[Saved data entries]

────────────────

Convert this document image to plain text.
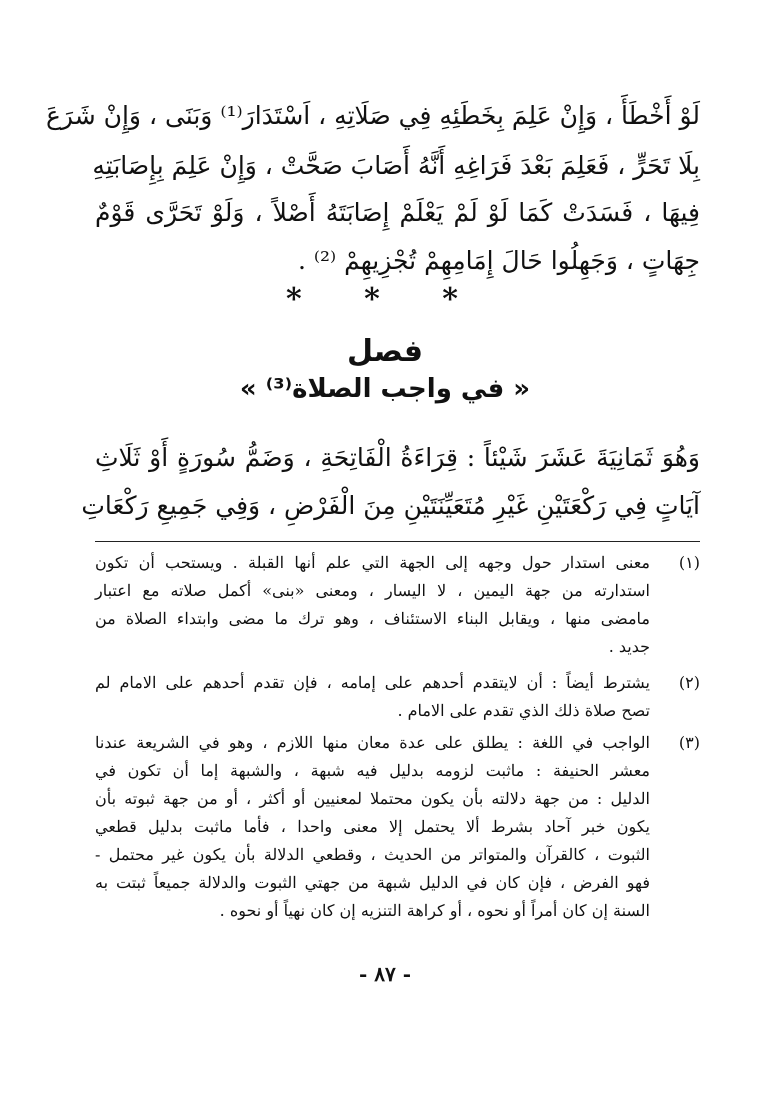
لَوْ أَخْطَأَ ، وَإِنْ عَلِمَ بِخَطَئِهِ فِي صَلَاتِهِ ، اَسْتَدَارَ⁽¹⁾ وَبَنَى ، وَإِنْ شَرَعَ
بِلَا تَحَرٍّ ، فَعَلِمَ بَعْدَ فَرَاغِهِ أَنَّهُ أَصَابَ صَحَّتْ ، وَإِنْ عَلِمَ بِإِصَابَتِهِ
فِيهَا ، فَسَدَتْ كَمَا لَوْ لَمْ يَعْلَمْ إِصَابَتَهُ أَصْلاً ، وَلَوْ تَحَرَّى قَوْمٌ
جِهَاتٍ ، وَجَهِلُوا حَالَ إِمَامِهِمْ تُجْزِيهِمْ ⁽²⁾ .
* * *
فصل
« في واجب الصلاة⁽³⁾ »
وَهُوَ ثَمَانِيَةَ عَشَرَ شَيْئاً : قِرَاءَةُ الْفَاتِحَةِ ، وَضَمُّ سُورَةٍ أَوْ ثَلَاثِ
آيَاتٍ فِي رَكْعَتَيْنِ غَيْرِ مُتَعَيِّنَتَيْنِ مِنَ الْفَرْضِ ، وَفِي جَمِيعِ رَكْعَاتِ
(١)
معنى استدار حول وجهه إلى الجهة التي علم أنها القبلة . ويستحب أن تكون
استدارته من جهة اليمين ، لا اليسار ، ومعنى «بنى» أكمل صلاته مع اعتبار
مامضى منها ، ويقابل البناء الاستئناف ، وهو ترك ما مضى وابتداء الصلاة من
جديد .
(٢)
يشترط أيضاً : أن لايتقدم أحدهم على إمامه ، فإن تقدم أحدهم على الامام لم
تصح صلاة ذلك الذي تقدم على الامام .
(٣)
الواجب في اللغة : يطلق على عدة معان منها اللازم ، وهو في الشريعة عندنا
معشر الحنيفة : ماثبت لزومه بدليل فيه شبهة ، والشبهة إما أن تكون في
الدليل : من جهة دلالته بأن يكون محتملا لمعنيين أو أكثر ، أو من جهة ثبوته بأن
يكون خبر آحاد بشرط ألا يحتمل إلا معنى واحدا ، فأما ماثبت بدليل قطعي
الثبوت ، كالقرآن والمتواتر من الحديث ، وقطعي الدلالة بأن يكون غير محتمل -
فهو الفرض ، فإن كان في الدليل شبهة من جهتي الثبوت والدلالة جميعاً ثبتت به
السنة إن كان أمراً أو نحوه ، أو كراهة التنزيه إن كان نهياً أو نحوه .
- ٨٧ -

────────────────

Print the complete listing exactly as it stands, without its pictures.

▸ Task answer:
Convert this document image to plain text.
لَوْ أَخْطَأَ ، وَإِنْ عَلِمَ بِخَطَئِهِ فِي صَلَاتِهِ ، اَسْتَدَارَ⁽¹⁾ وَبَنَى ، وَإِنْ شَرَعَ
بِلَا تَحَرٍّ ، فَعَلِمَ بَعْدَ فَرَاغِهِ أَنَّهُ أَصَابَ صَحَّتْ ، وَإِنْ عَلِمَ بِإِصَابَتِهِ
فِيهَا ، فَسَدَتْ كَمَا لَوْ لَمْ يَعْلَمْ إِصَابَتَهُ أَصْلاً ، وَلَوْ تَحَرَّى قَوْمٌ
جِهَاتٍ ، وَجَهِلُوا حَالَ إِمَامِهِمْ تُجْزِيهِمْ ⁽²⁾ .
* * *
فصل
« في واجب الصلاة⁽³⁾ »
وَهُوَ ثَمَانِيَةَ عَشَرَ شَيْئاً : قِرَاءَةُ الْفَاتِحَةِ ، وَضَمُّ سُورَةٍ أَوْ ثَلَاثِ
آيَاتٍ فِي رَكْعَتَيْنِ غَيْرِ مُتَعَيِّنَتَيْنِ مِنَ الْفَرْضِ ، وَفِي جَمِيعِ رَكْعَاتِ
(١)
معنى استدار حول وجهه إلى الجهة التي علم أنها القبلة . ويستحب أن تكون
استدارته من جهة اليمين ، لا اليسار ، ومعنى «بنى» أكمل صلاته مع اعتبار
مامضى منها ، ويقابل البناء الاستئناف ، وهو ترك ما مضى وابتداء الصلاة من
جديد .
(٢)
يشترط أيضاً : أن لايتقدم أحدهم على إمامه ، فإن تقدم أحدهم على الامام لم
تصح صلاة ذلك الذي تقدم على الامام .
(٣)
الواجب في اللغة : يطلق على عدة معان منها اللازم ، وهو في الشريعة عندنا
معشر الحنيفة : ماثبت لزومه بدليل فيه شبهة ، والشبهة إما أن تكون في
الدليل : من جهة دلالته بأن يكون محتملا لمعنيين أو أكثر ، أو من جهة ثبوته بأن
يكون خبر آحاد بشرط ألا يحتمل إلا معنى واحدا ، فأما ماثبت بدليل قطعي
الثبوت ، كالقرآن والمتواتر من الحديث ، وقطعي الدلالة بأن يكون غير محتمل -
فهو الفرض ، فإن كان في الدليل شبهة من جهتي الثبوت والدلالة جميعاً ثبتت به
السنة إن كان أمراً أو نحوه ، أو كراهة التنزيه إن كان نهياً أو نحوه .
- ٨٧ -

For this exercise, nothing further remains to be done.